* [SOURCE EXTRACT]:

# Belkin 802.11g Wireless G USB Network Adapter won't connect.



## Masamune12003 (Aug 17, 2006)

I bought this yesterday and have still not managed to make it work, i'm on a laptop running windows 2000, it's a Dell Inspirion 800 (or something like that) and it's about five years old, i got it from my mums boyfriend so any other information is unbeknownest to me.
I have installed everything from the CD that came with it and plugged it in, all that happens is it flashes and doesn't connect, when i open the utility it shows the me the My Computer -!> Router -!> Internet and won't connect and doesn't even find my router even though the router can see it (apparently, thats just what i've been told).
I have tried changing the options but the Advanced Options won't open at all and neither will the router options.
When i tried the connectivity test I get something like the first four passing and anything beyond WAN just failing, i would be more specific but i can't get at it right now.
I know i should have looked first but i have just searched google and seen some pretty negative reviews on Belkin products.
I can't afford another one and won't be able to take it back so any help would be sooooo appreciated!
By the way, I connect to a Netgear router (can't remember the model number), before this i had a D-Link which worked perfectly well but he end of the USB broke of so it won't work anymore 
Well as i said any help will be greatly appreciated.


----------



## TerryNet (Mar 23, 2005)

Is your router's SSID broadcast enabled?

Until you get a connection, disable encryption.

When you scan for available networks, do you find yours? If so, what happens when you try to connect?


----------



## Masamune12003 (Aug 17, 2006)

I have no idea, i can't access my router at the moment, i'm using a a iBook G4 and i have no idea why it won't let me, i could do it when i was online through the win2000 machine, I don't find any networks whatsoever and i can't disable or enable anything.


----------



## etaf (Oct 2, 2003)

can you post make and models of routers/modems/pc's etc

i think this is OK for windows2000

start>
control panel>
system>
hardware tab>
device manager button>

network adapters
click on the + sign

post backs whats there

also any ! X or ?

* [REQUIRED TASK 1]: Quote the records verbatim, starting at their first line and stopping after the line that contains "- ruler-tick: [586, 22, 587, 27]".

Recorded data

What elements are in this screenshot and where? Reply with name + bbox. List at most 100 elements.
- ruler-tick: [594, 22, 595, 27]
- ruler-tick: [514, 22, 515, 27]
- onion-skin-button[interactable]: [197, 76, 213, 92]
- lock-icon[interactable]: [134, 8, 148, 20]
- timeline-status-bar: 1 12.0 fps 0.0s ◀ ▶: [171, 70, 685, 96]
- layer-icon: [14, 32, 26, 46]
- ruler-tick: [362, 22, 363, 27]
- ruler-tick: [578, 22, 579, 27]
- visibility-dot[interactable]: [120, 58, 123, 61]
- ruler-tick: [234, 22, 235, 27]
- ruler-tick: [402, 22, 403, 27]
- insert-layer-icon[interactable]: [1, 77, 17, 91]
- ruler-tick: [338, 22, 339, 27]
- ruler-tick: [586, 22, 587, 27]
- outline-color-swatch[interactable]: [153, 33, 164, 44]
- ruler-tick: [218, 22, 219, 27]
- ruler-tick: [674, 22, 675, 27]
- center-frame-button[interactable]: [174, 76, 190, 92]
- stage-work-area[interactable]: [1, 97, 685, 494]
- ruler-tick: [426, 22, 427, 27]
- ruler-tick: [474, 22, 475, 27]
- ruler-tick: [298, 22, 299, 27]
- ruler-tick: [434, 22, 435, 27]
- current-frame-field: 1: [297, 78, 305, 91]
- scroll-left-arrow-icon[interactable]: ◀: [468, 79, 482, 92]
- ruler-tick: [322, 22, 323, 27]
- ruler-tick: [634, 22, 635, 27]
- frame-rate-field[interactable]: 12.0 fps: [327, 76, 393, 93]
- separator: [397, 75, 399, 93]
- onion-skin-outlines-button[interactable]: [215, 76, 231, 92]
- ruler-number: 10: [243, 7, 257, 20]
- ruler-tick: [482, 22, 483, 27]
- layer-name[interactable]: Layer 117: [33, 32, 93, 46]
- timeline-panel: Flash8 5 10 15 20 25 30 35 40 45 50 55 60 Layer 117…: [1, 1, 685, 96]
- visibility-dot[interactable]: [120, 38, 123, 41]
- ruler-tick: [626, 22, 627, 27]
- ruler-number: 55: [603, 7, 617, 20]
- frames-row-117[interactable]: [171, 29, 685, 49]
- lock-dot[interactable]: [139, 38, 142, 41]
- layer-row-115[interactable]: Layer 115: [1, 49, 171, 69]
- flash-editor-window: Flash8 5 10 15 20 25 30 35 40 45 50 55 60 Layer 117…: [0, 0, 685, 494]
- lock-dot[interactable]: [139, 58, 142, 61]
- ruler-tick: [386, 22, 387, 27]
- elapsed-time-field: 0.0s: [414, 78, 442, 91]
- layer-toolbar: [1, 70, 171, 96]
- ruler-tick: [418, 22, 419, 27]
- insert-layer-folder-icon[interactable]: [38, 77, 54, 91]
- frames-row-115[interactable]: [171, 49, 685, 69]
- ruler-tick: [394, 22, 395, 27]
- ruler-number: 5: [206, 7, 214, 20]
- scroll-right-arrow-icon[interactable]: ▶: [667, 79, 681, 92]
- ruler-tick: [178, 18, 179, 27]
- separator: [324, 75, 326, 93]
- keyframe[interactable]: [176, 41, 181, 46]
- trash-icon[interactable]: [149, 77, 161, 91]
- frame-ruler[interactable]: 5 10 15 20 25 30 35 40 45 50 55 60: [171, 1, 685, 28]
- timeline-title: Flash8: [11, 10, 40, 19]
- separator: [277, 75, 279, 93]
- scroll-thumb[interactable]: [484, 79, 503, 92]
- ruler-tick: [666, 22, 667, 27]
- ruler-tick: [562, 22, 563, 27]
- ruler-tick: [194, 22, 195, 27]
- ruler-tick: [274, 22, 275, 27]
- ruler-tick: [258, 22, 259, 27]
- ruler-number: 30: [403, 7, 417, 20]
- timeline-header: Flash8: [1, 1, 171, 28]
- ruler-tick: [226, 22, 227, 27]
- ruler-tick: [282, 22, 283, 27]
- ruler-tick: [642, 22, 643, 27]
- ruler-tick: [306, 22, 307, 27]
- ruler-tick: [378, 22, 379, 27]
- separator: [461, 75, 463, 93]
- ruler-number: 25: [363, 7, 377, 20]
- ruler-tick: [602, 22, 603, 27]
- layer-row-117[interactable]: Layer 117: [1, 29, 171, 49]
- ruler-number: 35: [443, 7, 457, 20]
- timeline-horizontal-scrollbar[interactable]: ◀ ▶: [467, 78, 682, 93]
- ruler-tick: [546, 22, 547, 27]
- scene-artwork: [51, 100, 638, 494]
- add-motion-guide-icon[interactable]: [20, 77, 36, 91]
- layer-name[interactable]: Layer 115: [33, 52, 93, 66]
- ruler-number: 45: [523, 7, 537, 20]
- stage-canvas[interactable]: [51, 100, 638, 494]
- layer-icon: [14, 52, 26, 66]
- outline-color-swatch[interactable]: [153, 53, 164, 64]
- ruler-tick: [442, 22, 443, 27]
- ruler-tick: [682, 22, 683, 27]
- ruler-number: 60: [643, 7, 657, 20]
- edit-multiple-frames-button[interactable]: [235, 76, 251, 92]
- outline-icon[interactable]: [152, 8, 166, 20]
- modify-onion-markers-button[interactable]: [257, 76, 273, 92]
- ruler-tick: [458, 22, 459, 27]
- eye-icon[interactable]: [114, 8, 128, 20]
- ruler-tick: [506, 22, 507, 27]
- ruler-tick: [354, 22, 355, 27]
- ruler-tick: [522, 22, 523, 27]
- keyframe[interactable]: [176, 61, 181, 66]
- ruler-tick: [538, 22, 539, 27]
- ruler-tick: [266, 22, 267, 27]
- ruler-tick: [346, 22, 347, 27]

* [REQUIRED TASK 2]: Please print the passage of the Belkin adapter thread that begins at the words "Is your router's" and ends after "try to connect?", without any changes.

* [FULL SOLUTION 1]:
What elements are in this screenshot and where? Reply with name + bbox. List at most 100 elements.
- ruler-tick: [594, 22, 595, 27]
- ruler-tick: [514, 22, 515, 27]
- onion-skin-button[interactable]: [197, 76, 213, 92]
- lock-icon[interactable]: [134, 8, 148, 20]
- timeline-status-bar: 1 12.0 fps 0.0s ◀ ▶: [171, 70, 685, 96]
- layer-icon: [14, 32, 26, 46]
- ruler-tick: [362, 22, 363, 27]
- ruler-tick: [578, 22, 579, 27]
- visibility-dot[interactable]: [120, 58, 123, 61]
- ruler-tick: [234, 22, 235, 27]
- ruler-tick: [402, 22, 403, 27]
- insert-layer-icon[interactable]: [1, 77, 17, 91]
- ruler-tick: [338, 22, 339, 27]
- ruler-tick: [586, 22, 587, 27]

* [FULL SOLUTION 2]:
Is your router's SSID broadcast enabled?

Until you get a connection, disable encryption.

When you scan for available networks, do you find yours? If so, what happens when you try to connect?